**DIRECTION:**
Each line in the entries below that holds the string "true" is to be listed.

— Start —

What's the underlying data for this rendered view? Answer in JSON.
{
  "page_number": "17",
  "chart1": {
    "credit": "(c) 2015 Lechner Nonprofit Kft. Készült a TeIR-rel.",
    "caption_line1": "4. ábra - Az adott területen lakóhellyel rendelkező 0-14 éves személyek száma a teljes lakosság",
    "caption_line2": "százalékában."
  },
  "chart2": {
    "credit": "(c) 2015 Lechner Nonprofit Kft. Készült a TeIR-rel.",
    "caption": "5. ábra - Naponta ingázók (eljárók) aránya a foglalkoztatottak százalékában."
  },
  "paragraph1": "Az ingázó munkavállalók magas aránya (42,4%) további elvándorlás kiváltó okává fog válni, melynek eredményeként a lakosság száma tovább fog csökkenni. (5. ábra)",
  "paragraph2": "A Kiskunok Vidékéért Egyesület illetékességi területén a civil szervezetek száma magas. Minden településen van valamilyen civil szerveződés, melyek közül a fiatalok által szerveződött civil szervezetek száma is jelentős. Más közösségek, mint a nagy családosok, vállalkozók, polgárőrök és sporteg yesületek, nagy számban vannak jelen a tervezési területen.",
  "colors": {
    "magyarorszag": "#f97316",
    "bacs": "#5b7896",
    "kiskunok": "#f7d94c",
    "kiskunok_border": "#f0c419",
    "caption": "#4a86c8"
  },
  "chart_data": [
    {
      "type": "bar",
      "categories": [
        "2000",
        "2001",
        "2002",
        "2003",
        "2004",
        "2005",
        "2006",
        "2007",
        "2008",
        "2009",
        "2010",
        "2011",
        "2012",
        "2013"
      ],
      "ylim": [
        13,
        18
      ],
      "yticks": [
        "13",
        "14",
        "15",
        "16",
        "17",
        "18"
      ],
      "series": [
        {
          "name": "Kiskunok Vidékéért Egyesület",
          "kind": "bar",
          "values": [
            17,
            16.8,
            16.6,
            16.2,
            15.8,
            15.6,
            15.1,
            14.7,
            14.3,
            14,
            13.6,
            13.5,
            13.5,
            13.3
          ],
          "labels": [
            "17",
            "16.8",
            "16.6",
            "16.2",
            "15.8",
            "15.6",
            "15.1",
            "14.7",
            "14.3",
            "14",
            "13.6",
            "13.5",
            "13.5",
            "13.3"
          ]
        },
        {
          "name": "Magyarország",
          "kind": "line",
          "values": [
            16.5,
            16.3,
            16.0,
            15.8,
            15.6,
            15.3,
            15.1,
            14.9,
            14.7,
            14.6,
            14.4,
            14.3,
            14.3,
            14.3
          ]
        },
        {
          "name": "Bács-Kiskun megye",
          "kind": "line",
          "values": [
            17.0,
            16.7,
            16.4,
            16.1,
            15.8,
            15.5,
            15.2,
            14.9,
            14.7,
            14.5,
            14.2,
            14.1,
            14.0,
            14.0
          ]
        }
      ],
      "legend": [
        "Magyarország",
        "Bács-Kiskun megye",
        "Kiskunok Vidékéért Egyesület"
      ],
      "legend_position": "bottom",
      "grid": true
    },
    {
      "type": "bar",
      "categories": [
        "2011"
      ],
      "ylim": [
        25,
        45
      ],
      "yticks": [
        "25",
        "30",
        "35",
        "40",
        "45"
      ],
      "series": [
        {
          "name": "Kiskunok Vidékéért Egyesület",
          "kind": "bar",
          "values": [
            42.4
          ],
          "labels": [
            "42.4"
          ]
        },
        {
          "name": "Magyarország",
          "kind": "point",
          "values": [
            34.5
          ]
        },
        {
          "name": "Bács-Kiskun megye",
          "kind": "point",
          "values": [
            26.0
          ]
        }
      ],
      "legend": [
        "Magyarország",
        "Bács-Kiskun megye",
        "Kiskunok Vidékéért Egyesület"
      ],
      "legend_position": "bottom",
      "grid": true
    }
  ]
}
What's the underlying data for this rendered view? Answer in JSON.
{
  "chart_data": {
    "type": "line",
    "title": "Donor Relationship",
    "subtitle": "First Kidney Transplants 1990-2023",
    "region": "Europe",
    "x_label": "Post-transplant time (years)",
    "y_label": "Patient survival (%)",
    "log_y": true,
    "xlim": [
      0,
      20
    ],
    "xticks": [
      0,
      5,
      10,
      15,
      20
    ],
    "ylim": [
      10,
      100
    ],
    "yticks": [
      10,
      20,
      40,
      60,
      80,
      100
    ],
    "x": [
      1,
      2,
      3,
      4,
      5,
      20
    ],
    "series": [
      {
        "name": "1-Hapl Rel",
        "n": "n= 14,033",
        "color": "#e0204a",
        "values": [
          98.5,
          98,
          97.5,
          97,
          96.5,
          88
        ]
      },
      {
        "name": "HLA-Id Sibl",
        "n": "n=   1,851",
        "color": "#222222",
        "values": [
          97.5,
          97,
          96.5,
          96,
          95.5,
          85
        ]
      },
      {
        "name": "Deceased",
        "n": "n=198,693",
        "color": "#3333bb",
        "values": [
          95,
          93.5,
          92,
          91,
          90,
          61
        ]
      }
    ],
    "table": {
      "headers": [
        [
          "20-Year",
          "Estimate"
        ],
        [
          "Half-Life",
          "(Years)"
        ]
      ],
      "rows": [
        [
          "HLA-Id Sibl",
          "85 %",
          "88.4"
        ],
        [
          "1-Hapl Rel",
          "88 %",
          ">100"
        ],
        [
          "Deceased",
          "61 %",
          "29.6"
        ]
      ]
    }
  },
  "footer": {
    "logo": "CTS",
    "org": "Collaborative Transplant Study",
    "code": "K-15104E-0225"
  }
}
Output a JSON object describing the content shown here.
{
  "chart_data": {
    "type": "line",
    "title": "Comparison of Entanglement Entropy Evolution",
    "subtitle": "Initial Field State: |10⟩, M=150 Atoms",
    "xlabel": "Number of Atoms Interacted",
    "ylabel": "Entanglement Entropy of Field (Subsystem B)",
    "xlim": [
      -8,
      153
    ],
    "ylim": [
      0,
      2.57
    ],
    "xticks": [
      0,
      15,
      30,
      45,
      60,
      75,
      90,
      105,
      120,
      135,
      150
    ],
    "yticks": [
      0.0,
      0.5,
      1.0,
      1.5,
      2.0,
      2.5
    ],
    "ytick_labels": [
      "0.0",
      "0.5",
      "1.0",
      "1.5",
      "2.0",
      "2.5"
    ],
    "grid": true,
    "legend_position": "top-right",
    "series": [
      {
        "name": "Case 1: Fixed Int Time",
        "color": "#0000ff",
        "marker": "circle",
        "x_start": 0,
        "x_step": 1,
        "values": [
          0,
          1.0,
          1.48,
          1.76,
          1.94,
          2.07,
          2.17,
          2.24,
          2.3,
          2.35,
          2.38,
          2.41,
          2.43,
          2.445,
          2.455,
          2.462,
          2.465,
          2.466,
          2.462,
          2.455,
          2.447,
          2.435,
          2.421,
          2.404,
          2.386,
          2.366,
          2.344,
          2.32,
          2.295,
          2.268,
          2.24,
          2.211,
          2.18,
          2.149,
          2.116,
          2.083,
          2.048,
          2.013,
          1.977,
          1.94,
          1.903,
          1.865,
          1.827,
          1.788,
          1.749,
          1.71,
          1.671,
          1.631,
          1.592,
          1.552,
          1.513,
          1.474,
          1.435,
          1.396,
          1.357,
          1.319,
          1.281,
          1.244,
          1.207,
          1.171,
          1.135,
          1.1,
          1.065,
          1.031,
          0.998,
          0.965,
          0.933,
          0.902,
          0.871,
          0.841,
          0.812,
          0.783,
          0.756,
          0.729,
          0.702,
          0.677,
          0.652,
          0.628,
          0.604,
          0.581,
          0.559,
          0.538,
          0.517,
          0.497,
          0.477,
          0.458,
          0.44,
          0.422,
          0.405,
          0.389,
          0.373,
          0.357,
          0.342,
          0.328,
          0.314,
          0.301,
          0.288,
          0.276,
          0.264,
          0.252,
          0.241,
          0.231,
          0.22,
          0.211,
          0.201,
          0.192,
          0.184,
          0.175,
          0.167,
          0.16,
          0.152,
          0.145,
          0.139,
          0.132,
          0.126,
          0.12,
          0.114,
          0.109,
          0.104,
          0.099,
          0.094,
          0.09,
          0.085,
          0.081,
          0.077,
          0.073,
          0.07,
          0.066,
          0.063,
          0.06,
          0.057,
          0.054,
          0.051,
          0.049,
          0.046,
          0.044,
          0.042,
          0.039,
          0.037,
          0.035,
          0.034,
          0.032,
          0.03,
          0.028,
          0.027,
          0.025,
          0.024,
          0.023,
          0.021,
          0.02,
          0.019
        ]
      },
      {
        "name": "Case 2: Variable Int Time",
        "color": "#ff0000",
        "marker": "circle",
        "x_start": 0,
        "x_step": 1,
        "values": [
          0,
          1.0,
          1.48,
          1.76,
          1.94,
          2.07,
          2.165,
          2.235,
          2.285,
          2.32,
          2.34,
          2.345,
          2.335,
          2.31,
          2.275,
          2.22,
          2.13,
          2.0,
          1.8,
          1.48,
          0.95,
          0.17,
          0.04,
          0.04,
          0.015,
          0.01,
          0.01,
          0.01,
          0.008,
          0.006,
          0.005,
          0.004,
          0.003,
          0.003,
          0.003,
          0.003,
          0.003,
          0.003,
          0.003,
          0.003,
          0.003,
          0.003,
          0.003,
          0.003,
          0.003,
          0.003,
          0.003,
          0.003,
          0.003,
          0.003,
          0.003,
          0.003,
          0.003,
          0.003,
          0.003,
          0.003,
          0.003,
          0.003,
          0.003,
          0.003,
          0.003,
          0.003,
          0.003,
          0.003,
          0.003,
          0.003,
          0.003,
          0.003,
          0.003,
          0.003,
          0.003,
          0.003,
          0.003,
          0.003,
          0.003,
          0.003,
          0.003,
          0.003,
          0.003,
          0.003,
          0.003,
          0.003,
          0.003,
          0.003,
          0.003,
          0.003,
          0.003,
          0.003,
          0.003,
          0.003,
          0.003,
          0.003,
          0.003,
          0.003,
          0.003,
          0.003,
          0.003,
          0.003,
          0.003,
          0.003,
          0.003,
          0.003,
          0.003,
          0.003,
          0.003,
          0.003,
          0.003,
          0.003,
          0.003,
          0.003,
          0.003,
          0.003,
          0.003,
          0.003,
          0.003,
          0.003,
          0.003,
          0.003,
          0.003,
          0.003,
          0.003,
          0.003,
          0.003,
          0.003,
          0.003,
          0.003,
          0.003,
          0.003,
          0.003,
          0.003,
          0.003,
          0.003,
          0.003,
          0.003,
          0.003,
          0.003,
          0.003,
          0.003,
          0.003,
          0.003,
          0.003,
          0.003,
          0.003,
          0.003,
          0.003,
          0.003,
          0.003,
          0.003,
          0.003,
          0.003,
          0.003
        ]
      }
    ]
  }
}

— End —

**THE SOLUTION:**
      "grid": true
      "grid": true
    "log_y": true,
    "grid": true,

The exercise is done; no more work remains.